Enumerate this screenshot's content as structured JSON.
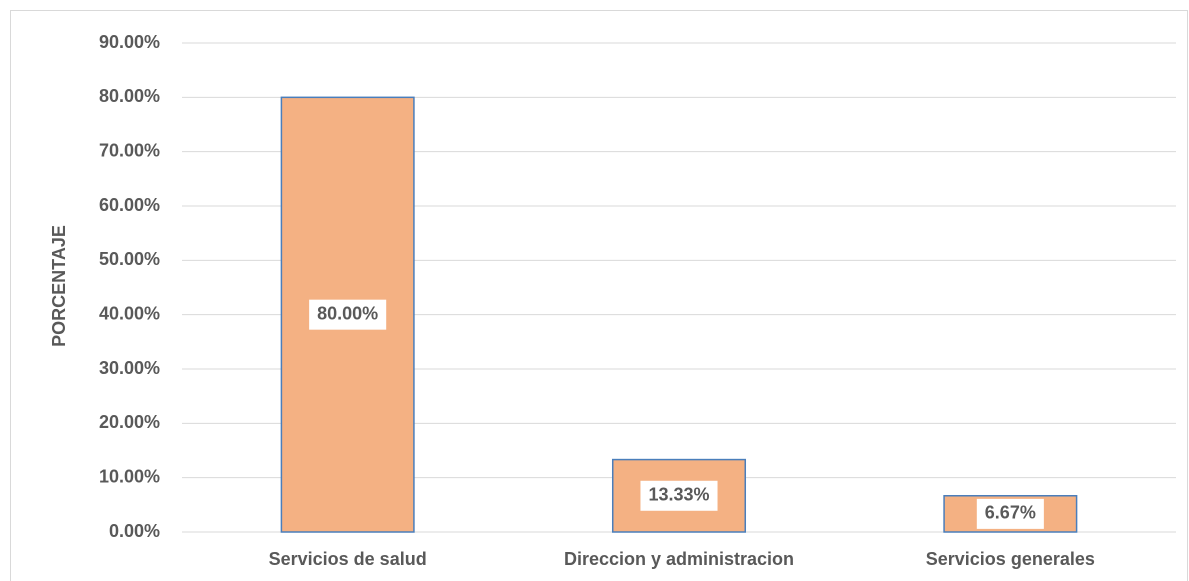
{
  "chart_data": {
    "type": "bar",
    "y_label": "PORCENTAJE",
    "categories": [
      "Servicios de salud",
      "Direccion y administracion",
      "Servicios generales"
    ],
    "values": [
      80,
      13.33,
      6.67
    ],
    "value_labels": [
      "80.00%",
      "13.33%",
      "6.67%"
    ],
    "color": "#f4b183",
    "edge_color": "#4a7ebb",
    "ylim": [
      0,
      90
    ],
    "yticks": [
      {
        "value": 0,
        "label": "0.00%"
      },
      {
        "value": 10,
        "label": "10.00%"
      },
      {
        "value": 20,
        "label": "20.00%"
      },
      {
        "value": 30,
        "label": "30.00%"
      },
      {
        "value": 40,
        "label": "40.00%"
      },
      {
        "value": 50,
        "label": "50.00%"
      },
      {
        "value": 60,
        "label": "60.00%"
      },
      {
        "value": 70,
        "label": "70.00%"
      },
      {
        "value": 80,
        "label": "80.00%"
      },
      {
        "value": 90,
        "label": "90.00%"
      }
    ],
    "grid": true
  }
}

────────────────────

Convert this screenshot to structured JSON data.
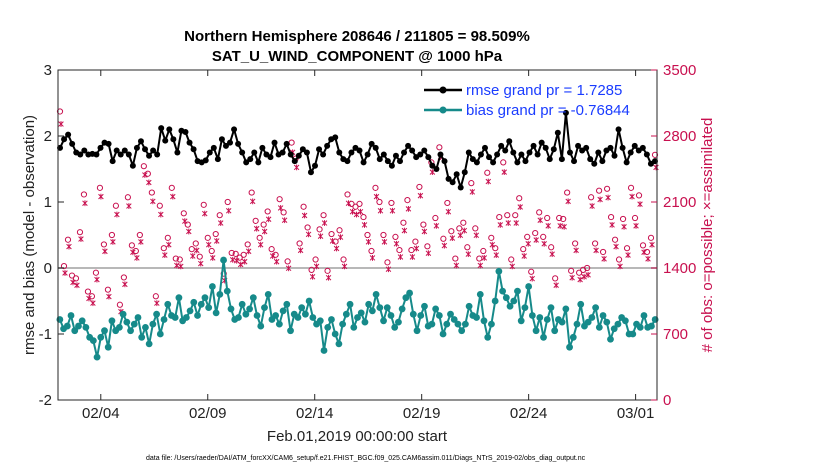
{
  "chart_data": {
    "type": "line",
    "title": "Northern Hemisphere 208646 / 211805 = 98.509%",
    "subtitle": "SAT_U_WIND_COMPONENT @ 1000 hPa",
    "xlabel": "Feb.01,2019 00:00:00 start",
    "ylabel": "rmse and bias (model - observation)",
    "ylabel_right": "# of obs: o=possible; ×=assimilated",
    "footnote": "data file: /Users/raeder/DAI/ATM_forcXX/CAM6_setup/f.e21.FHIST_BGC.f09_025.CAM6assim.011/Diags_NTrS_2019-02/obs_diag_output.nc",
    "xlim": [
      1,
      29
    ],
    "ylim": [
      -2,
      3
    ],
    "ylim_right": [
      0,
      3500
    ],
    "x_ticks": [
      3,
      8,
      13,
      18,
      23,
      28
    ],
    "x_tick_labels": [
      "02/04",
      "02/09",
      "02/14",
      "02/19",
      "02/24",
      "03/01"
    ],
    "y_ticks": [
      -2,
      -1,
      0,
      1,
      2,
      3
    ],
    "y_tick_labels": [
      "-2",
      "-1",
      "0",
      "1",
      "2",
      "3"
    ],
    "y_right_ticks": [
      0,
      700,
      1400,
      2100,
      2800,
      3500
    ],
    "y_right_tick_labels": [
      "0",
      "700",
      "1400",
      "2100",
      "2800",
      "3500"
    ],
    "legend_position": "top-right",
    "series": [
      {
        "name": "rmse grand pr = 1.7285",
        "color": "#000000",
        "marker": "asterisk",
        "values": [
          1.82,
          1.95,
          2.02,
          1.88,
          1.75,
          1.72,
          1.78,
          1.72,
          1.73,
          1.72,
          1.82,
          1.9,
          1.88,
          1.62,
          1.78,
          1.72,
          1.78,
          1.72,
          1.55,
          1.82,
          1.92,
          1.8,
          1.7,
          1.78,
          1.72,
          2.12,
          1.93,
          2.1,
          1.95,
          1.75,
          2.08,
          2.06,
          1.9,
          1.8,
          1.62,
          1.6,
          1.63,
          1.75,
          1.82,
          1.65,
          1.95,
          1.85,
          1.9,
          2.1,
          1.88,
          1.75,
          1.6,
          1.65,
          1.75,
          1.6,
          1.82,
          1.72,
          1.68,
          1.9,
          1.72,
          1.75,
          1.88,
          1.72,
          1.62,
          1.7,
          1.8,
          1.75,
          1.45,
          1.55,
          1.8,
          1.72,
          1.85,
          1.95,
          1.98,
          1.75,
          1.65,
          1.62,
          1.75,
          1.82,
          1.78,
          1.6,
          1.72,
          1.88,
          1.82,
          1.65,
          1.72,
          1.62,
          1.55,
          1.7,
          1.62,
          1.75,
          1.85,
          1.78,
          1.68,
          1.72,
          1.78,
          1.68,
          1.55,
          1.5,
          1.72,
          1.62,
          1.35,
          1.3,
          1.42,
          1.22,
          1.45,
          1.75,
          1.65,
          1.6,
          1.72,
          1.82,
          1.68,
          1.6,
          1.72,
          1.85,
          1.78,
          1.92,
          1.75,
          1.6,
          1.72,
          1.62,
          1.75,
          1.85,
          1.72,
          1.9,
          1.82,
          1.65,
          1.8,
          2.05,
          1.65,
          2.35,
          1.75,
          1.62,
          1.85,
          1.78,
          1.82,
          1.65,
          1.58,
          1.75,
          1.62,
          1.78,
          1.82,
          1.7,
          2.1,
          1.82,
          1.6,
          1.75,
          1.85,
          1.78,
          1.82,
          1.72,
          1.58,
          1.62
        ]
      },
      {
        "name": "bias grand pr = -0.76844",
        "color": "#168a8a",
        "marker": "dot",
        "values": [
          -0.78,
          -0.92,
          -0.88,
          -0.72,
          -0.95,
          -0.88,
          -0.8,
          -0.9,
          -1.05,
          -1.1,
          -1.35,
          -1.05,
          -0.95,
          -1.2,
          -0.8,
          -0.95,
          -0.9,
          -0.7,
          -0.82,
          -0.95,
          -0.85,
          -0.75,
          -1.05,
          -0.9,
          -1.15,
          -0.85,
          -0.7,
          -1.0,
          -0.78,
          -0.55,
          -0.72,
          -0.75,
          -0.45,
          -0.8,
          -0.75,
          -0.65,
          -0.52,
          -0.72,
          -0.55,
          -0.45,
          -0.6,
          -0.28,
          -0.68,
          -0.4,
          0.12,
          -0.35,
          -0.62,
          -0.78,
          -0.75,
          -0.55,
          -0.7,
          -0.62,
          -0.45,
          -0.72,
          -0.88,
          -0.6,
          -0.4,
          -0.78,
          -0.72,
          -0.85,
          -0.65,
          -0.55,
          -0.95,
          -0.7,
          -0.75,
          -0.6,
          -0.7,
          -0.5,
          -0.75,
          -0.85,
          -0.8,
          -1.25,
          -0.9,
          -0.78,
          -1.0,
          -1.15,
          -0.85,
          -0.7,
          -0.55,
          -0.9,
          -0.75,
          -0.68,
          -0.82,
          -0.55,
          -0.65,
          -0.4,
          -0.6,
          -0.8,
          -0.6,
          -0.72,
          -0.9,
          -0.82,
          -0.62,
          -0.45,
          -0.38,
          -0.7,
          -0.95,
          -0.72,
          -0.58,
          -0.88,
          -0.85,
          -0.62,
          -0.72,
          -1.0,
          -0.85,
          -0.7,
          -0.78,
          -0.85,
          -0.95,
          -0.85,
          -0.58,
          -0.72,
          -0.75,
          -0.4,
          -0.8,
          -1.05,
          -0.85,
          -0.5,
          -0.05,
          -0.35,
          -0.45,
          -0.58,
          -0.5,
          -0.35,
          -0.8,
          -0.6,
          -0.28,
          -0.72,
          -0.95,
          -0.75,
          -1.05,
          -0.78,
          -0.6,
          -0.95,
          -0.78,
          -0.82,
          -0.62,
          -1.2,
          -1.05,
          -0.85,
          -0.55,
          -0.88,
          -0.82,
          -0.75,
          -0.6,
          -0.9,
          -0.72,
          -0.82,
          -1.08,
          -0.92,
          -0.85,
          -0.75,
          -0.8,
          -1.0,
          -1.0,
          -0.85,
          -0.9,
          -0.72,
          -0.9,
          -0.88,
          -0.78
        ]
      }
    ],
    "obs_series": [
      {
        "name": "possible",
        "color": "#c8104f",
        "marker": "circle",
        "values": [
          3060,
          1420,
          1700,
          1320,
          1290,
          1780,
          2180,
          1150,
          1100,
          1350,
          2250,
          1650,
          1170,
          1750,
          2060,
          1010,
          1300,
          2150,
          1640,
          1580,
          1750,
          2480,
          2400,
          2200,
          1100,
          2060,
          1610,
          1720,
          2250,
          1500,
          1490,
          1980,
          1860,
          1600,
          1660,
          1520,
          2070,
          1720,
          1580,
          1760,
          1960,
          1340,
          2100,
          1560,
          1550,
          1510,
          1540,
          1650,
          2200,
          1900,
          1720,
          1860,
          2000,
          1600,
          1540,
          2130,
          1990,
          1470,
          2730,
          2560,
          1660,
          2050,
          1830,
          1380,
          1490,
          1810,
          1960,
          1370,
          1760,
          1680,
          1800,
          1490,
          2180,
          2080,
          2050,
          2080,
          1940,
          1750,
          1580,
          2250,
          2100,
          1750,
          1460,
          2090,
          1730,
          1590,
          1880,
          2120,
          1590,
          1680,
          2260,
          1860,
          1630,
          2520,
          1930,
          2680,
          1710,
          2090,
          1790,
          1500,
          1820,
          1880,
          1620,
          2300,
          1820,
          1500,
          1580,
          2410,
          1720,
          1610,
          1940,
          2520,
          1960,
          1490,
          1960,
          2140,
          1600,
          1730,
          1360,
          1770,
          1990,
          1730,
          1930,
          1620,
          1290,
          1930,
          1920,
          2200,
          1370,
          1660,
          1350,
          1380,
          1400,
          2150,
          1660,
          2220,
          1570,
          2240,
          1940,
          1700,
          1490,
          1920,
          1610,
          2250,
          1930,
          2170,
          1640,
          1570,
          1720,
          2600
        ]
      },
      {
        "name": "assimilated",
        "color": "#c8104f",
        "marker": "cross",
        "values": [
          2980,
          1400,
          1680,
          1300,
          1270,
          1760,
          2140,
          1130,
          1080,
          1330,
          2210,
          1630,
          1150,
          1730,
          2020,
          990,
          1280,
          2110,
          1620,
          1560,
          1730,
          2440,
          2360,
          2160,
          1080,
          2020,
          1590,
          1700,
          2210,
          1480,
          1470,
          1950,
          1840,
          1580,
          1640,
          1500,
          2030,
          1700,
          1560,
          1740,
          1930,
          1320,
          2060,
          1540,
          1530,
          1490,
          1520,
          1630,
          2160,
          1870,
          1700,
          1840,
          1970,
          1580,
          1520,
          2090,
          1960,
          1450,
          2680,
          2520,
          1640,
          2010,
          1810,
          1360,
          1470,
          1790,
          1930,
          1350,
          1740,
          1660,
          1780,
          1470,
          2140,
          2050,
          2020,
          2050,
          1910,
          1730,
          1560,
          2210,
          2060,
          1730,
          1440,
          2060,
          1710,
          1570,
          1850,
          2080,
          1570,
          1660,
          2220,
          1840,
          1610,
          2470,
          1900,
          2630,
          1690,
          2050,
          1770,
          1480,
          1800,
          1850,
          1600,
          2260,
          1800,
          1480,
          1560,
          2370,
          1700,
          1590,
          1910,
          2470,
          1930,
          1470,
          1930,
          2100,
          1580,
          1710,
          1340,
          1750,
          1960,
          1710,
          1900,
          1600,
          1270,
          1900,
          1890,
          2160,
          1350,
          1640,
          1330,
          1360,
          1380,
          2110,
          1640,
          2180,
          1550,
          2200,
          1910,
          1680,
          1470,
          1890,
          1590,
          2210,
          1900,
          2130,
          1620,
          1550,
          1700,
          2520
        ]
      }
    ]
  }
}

────────────────────

(GOAL):
Across the data, tally the lines containing "bias" and give back the number alone.

(CORRECT OUTPUT):
2